▸ Records for the exercise

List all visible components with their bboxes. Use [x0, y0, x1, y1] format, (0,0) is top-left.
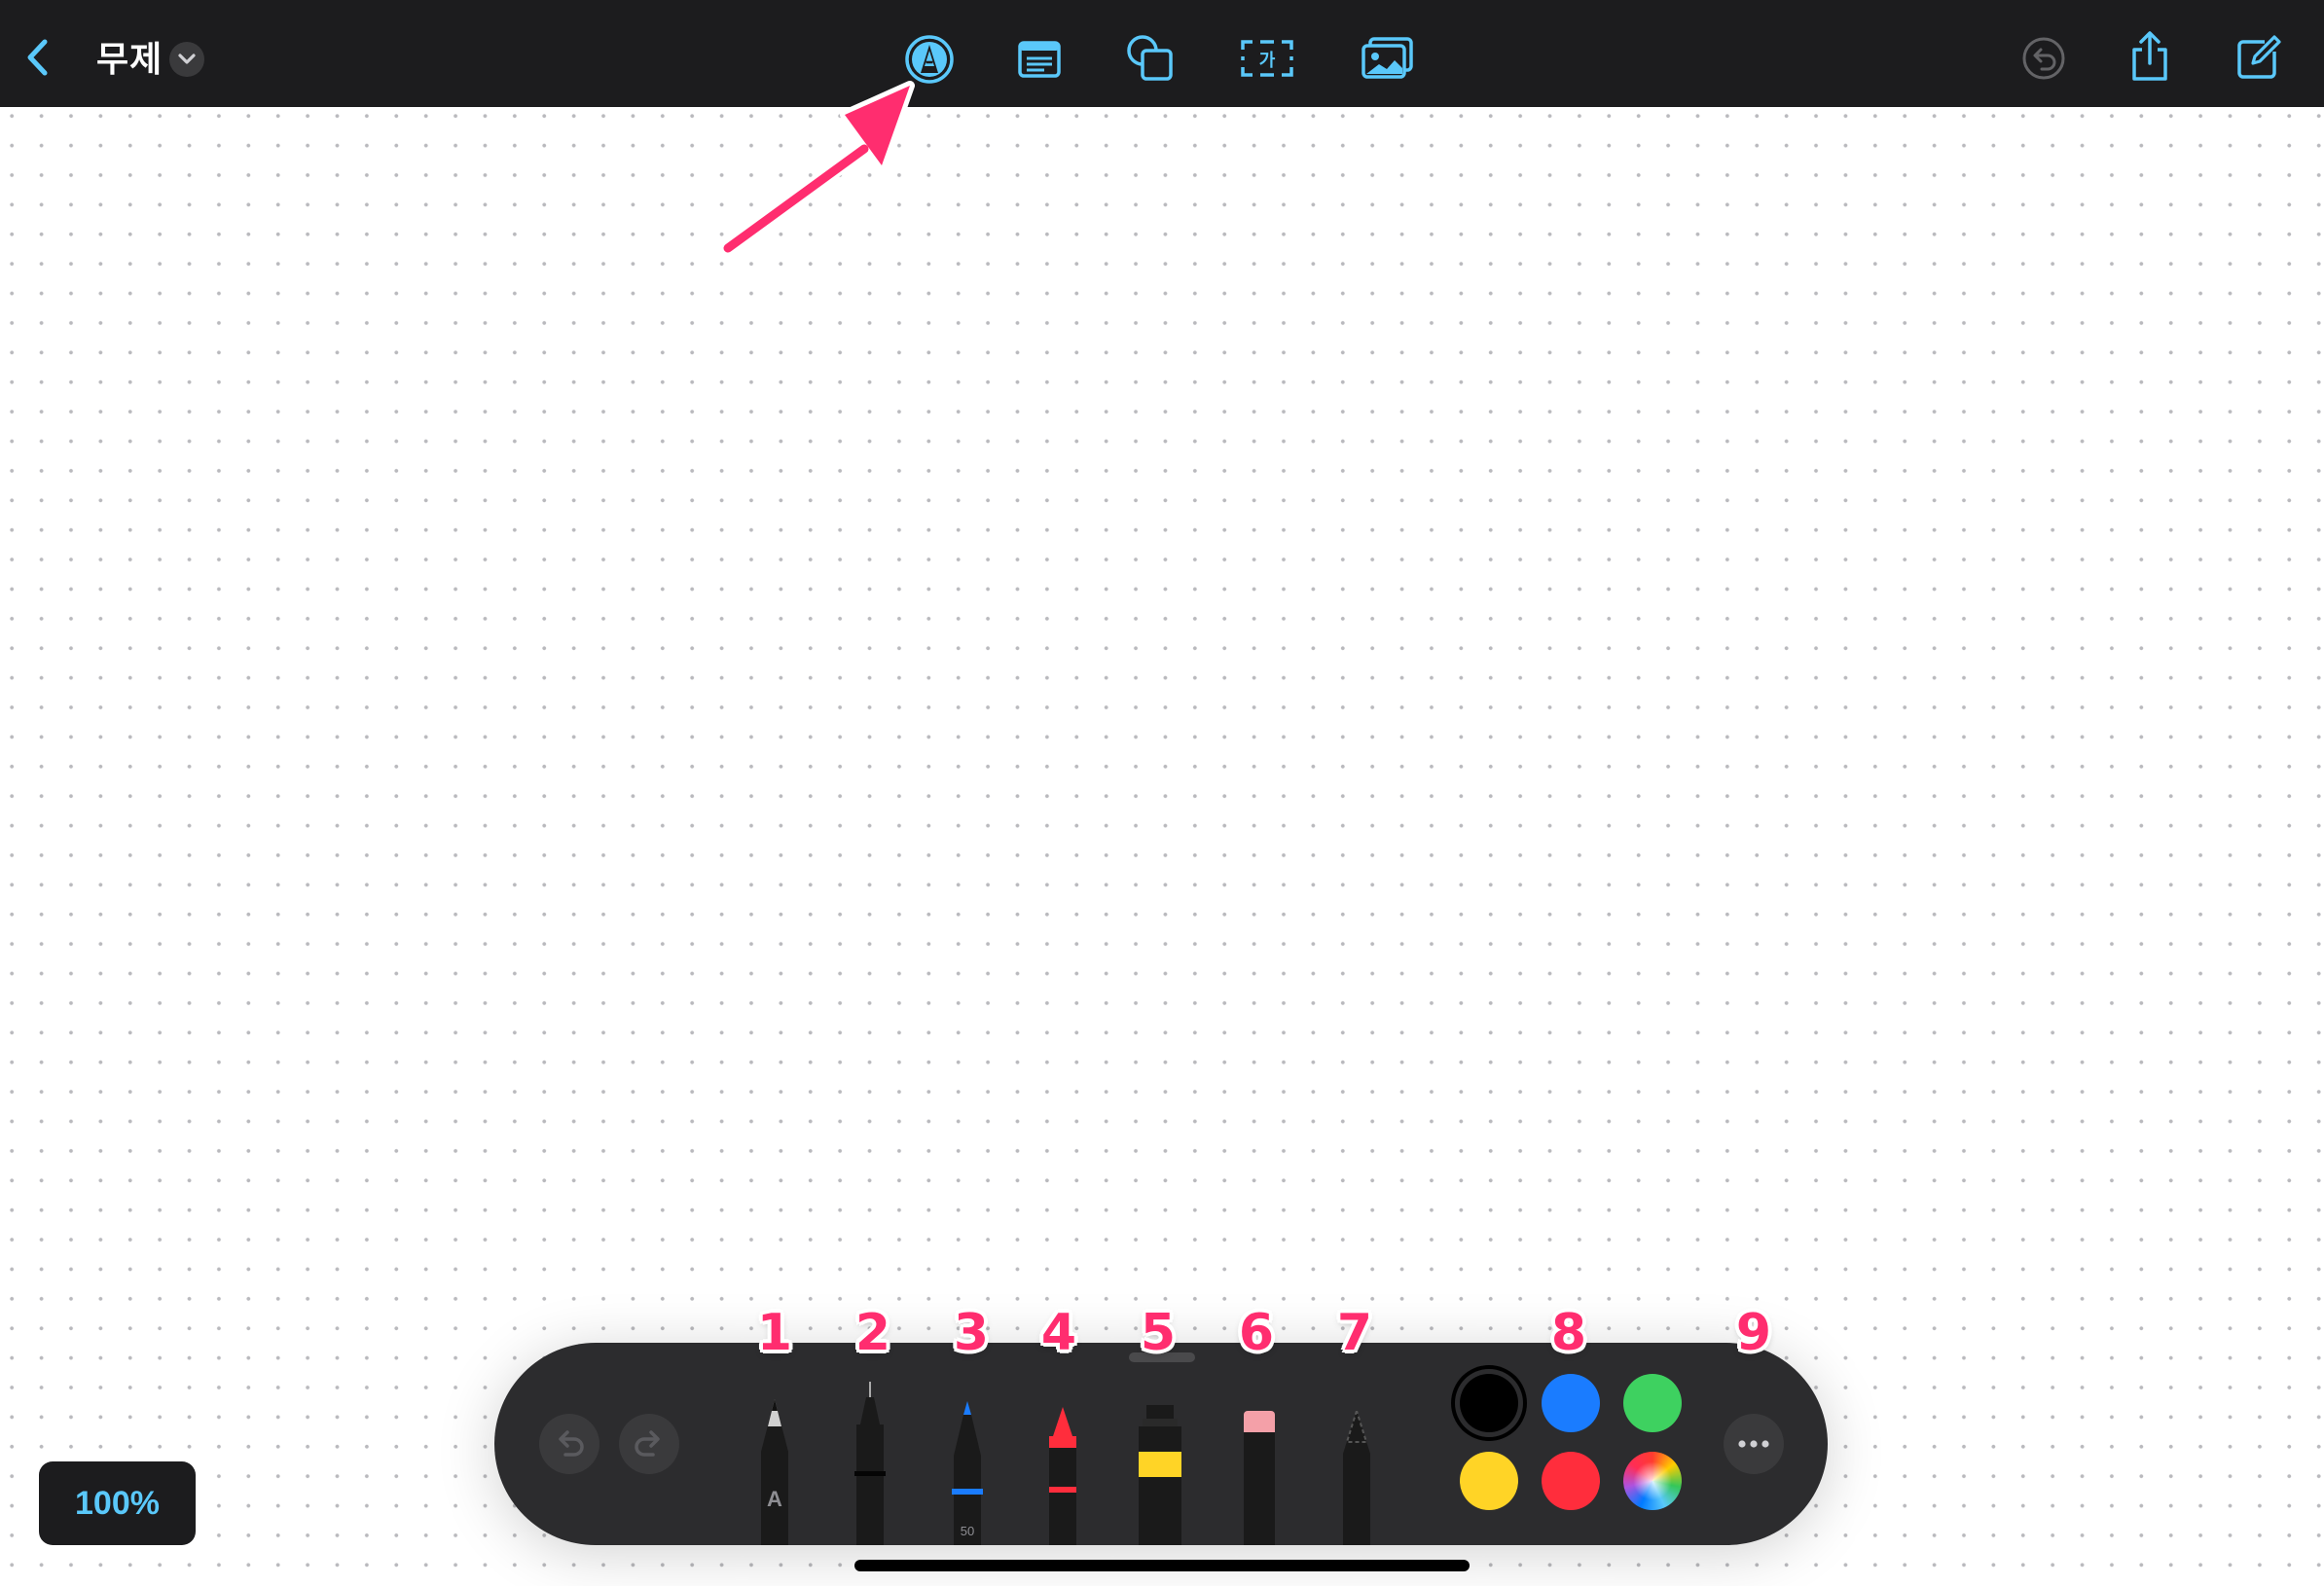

---

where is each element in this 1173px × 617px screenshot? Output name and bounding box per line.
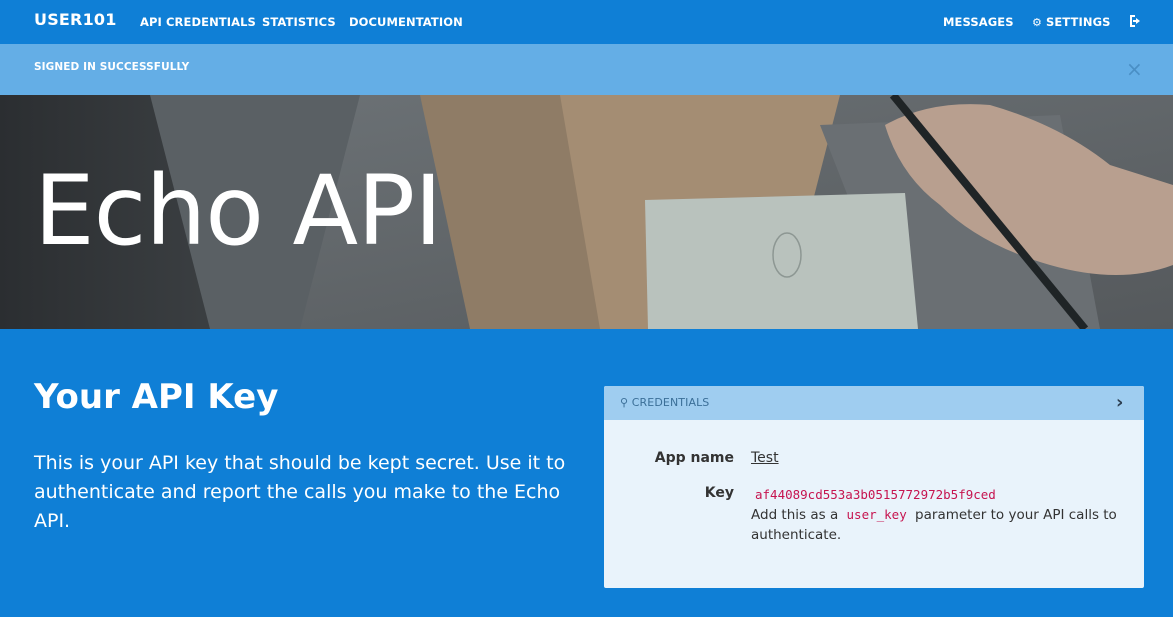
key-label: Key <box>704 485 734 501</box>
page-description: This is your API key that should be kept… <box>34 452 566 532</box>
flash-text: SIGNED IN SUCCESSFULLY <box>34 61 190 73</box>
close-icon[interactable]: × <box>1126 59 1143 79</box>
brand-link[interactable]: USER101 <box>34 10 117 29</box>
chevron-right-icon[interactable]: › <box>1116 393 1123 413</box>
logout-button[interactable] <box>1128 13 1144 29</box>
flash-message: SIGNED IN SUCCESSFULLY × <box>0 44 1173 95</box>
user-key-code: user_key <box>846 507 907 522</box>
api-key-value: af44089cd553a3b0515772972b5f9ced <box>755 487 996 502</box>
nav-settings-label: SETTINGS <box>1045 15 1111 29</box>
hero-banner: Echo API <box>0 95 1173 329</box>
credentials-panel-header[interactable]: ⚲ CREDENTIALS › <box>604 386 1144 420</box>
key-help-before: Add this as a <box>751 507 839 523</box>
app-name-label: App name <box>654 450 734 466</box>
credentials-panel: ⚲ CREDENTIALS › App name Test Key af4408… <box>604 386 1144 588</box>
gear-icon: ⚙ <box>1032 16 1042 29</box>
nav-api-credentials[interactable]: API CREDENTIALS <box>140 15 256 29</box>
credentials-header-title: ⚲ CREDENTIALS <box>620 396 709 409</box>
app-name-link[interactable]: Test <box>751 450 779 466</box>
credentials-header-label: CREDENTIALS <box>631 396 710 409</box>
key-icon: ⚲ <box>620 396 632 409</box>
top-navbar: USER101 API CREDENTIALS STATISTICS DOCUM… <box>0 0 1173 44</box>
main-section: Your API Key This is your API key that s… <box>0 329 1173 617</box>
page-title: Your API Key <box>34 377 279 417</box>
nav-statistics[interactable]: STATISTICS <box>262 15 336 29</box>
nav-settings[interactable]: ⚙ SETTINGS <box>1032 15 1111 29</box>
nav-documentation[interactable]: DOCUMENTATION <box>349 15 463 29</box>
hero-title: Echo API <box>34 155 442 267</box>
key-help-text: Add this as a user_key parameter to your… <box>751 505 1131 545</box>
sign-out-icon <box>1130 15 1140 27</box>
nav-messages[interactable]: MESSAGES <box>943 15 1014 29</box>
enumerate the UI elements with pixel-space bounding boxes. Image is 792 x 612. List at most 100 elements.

--

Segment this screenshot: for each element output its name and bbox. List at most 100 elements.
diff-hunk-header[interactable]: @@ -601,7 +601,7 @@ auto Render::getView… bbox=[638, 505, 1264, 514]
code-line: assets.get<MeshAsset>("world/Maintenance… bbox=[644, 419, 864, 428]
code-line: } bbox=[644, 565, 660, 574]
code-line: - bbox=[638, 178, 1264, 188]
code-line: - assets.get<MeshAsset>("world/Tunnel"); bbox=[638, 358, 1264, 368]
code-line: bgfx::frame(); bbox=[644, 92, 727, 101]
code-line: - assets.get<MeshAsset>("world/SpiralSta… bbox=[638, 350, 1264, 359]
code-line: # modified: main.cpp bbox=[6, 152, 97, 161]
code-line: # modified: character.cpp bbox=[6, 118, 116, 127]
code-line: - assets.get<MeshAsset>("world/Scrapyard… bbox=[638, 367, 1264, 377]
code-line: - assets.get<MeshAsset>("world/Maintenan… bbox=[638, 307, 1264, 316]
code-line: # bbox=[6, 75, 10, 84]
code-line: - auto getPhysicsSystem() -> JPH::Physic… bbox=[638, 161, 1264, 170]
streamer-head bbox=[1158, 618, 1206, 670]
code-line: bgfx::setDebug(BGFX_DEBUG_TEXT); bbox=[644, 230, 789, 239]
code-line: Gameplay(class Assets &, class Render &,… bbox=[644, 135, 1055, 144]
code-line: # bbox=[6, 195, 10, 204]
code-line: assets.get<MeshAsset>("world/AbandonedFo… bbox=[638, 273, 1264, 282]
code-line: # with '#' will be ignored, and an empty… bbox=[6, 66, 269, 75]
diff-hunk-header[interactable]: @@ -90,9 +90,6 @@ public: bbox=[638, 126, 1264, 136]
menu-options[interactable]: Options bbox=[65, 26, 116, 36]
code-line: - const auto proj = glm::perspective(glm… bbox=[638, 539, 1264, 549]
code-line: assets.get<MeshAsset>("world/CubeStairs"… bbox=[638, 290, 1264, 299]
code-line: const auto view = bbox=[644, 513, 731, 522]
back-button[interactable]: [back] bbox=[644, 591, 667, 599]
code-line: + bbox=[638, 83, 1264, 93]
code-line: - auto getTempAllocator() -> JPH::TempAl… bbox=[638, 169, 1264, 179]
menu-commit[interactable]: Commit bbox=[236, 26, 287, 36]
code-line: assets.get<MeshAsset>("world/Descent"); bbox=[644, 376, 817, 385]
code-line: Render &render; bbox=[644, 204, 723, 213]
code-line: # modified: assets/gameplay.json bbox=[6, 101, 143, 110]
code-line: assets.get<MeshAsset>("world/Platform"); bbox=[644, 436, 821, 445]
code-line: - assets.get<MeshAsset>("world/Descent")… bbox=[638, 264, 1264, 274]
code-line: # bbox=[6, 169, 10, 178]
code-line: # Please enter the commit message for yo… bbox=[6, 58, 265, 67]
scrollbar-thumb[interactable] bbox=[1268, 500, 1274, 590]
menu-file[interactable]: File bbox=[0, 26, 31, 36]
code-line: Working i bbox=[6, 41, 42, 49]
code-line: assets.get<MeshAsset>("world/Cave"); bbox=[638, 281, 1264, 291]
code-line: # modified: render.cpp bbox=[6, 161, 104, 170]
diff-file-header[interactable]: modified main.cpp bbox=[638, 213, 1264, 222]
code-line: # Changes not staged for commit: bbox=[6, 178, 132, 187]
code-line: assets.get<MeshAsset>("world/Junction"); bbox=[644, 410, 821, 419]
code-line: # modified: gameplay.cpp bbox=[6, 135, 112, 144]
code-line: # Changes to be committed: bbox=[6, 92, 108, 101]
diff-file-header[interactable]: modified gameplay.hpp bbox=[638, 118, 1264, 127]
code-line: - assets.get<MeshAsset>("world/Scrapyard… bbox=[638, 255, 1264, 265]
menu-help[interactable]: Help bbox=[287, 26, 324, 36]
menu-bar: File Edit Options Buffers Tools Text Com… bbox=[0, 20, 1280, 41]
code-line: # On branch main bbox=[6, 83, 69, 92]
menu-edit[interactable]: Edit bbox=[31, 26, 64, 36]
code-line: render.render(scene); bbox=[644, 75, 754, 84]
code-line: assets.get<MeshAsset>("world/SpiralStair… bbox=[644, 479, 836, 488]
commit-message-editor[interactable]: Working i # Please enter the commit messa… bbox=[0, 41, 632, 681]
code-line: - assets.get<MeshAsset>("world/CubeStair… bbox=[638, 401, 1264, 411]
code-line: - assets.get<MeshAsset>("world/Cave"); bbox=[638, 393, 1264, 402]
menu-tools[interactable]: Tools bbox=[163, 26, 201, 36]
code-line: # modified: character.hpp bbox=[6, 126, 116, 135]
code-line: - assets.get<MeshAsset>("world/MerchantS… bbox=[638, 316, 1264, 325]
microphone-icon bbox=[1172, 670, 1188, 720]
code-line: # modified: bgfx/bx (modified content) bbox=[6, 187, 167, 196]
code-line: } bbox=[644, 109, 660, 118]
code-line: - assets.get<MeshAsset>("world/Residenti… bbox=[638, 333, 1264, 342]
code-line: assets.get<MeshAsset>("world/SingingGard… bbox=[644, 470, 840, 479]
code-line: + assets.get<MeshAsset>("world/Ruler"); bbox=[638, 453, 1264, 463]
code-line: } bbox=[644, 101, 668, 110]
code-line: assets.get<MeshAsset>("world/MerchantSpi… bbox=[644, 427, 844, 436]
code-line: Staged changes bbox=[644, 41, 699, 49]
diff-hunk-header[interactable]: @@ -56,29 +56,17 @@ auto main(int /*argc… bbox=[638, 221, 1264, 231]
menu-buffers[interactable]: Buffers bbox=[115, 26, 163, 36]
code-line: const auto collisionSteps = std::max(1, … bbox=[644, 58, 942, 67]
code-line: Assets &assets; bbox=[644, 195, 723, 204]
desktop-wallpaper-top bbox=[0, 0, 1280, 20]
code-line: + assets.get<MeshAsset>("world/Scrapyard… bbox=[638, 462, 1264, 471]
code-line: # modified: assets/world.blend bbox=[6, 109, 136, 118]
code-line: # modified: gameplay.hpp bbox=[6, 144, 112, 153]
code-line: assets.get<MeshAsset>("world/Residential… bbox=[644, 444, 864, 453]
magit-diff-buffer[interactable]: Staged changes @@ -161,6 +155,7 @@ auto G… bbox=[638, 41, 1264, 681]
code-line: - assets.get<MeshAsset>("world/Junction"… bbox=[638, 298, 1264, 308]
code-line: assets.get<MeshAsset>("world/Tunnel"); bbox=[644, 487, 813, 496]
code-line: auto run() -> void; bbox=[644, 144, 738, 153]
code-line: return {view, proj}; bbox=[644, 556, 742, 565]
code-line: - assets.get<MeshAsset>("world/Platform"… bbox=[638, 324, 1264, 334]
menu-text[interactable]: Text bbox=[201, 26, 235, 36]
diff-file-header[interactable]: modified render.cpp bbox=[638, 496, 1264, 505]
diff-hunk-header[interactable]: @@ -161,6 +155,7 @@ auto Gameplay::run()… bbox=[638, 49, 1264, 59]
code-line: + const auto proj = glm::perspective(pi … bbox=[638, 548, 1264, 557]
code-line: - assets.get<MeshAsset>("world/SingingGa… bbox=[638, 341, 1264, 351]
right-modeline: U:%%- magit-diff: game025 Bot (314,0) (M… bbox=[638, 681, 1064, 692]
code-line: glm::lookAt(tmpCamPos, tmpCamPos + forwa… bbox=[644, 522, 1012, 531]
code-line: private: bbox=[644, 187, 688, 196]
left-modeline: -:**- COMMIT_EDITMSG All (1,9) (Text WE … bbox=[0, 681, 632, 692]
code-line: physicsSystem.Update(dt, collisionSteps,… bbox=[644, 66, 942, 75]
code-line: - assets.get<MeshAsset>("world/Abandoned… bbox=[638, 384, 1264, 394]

▸ The problem
Can you copy the data from the line containing "Segment this screenshot: for" through the line containing "358, 1264, 368]", with both of those lines included and nothing changed?

▸ Reply to the exercise
Segment this screenshot: for each element output its name and bbox. List at most 100 elements.
diff-hunk-header[interactable]: @@ -601,7 +601,7 @@ auto Render::getView… bbox=[638, 505, 1264, 514]
code-line: assets.get<MeshAsset>("world/Maintenance… bbox=[644, 419, 864, 428]
code-line: } bbox=[644, 565, 660, 574]
code-line: - bbox=[638, 178, 1264, 188]
code-line: - assets.get<MeshAsset>("world/Tunnel"); bbox=[638, 358, 1264, 368]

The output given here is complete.